* _DESCRIPTION OF THE TASK_
Will you output the entries below exactly, skipping every image they contain?

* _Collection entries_
______________________________

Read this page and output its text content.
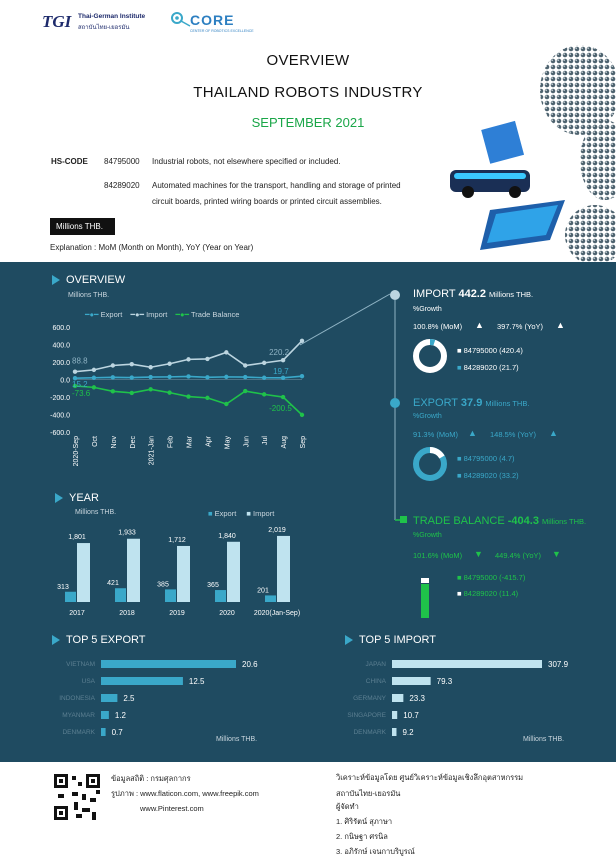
TGI Thai-German Institute
สถาบันไทย-เยอรมัน	CORE
CENTER OF ROBOTICS EXCELLENCE
OVERVIEW
THAILAND ROBOTS INDUSTRY
SEPTEMBER 2021
HS-CODE 84795000 Industrial robots, not elsewhere specified or included.
84289020 Automated machines for the transport, handling and storage of printed
circuit boards, printed wiring boards or printed circuit assemblies.
Millions THB.
Explanation : MoM (Month on Month), YoY (Year on Year)
OVERVIEW
Millions THB.
━●━ Export ━●━ Import ━●━ Trade Balance
600.0
400.0
200.0
0.0
-200.0
-400.0
-600.0
2020-Sep Oct Nov Dec 2021-Jan Feb Mar Apr May Jun Jul Aug Sep
88.8
15.2
-73.6
220.2
19.7
-200.5
IMPORT 442.2 Millions THB.
%Growth
100.8% (MoM) ▲ 397.7% (YoY) ▲
■ 84795000 (420.4)
■ 84289020 (21.7)
EXPORT 37.9 Millions THB.
%Growth
91.3% (MoM) ▲ 148.5% (YoY) ▲
■ 84795000 (4.7)
■ 84289020 (33.2)
TRADE BALANCE -404.3 Millions THB.
%Growth
101.6% (MoM) ▼ 449.4% (YoY) ▼
■ 84795000 (-415.7)
■ 84289020 (11.4)
YEAR
Millions THB.	■ Export ■ Import
313
1,801
2017
421
1,933
2018
385
1,712
2019
365
1,840
2020
201
2,019
2020(Jan-Sep)
TOP 5 EXPORT
VIETNAM	20.6
USA	12.5
INDONESIA	2.5
MYANMAR 1.2
DENMARK 0.7
Millions THB.
TOP 5 IMPORT
JAPAN	307.9
CHINA	79.3
GERMANY	23.3
SINGAPORE 10.7
DENMARK 9.2
Millions THB.
ข้อมูลสถิติ : กรมศุลกากร
รูปภาพ : www.flaticon.com, www.freepik.com
www.Pinterest.com
วิเคราะห์ข้อมูลโดย ศูนย์วิเคราะห์ข้อมูลเชิงลึกอุตสาหกรรม
สถาบันไทย-เยอรมัน
ผู้จัดทำ
1. ศิริรัตน์ สุภาษา
2. กนิษฐา ศรนิล
3. อภิรักษ์ เจนกาบริบูรณ์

______________________________

* _FINAL RESULT_
Read this page and output its text content.
TGI Thai-German Institute
สถาบันไทย-เยอรมัน	CORE
CENTER OF ROBOTICS EXCELLENCE
OVERVIEW
THAILAND ROBOTS INDUSTRY
SEPTEMBER 2021
HS-CODE 84795000 Industrial robots, not elsewhere specified or included.
84289020 Automated machines for the transport, handling and storage of printed
circuit boards, printed wiring boards or printed circuit assemblies.
Millions THB.
Explanation : MoM (Month on Month), YoY (Year on Year)
OVERVIEW
Millions THB.
━●━ Export ━●━ Import ━●━ Trade Balance
600.0
400.0
200.0
0.0
-200.0
-400.0
-600.0
2020-Sep Oct Nov Dec 2021-Jan Feb Mar Apr May Jun Jul Aug Sep
88.8
15.2
-73.6
220.2
19.7
-200.5
IMPORT 442.2 Millions THB.
%Growth
100.8% (MoM) ▲ 397.7% (YoY) ▲
■ 84795000 (420.4)
■ 84289020 (21.7)
EXPORT 37.9 Millions THB.
%Growth
91.3% (MoM) ▲ 148.5% (YoY) ▲
■ 84795000 (4.7)
■ 84289020 (33.2)
TRADE BALANCE -404.3 Millions THB.
%Growth
101.6% (MoM) ▼ 449.4% (YoY) ▼
■ 84795000 (-415.7)
■ 84289020 (11.4)
YEAR
Millions THB.	■ Export ■ Import
313
1,801
2017
421
1,933
2018
385
1,712
2019
365
1,840
2020
201
2,019
2020(Jan-Sep)
TOP 5 EXPORT
VIETNAM	20.6
USA	12.5
INDONESIA	2.5
MYANMAR 1.2
DENMARK 0.7
Millions THB.
TOP 5 IMPORT
JAPAN	307.9
CHINA	79.3
GERMANY	23.3
SINGAPORE 10.7
DENMARK 9.2
Millions THB.
ข้อมูลสถิติ : กรมศุลกากร
รูปภาพ : www.flaticon.com, www.freepik.com
www.Pinterest.com
วิเคราะห์ข้อมูลโดย ศูนย์วิเคราะห์ข้อมูลเชิงลึกอุตสาหกรรม
สถาบันไทย-เยอรมัน
ผู้จัดทำ
1. ศิริรัตน์ สุภาษา
2. กนิษฐา ศรนิล
3. อภิรักษ์ เจนกาบริบูรณ์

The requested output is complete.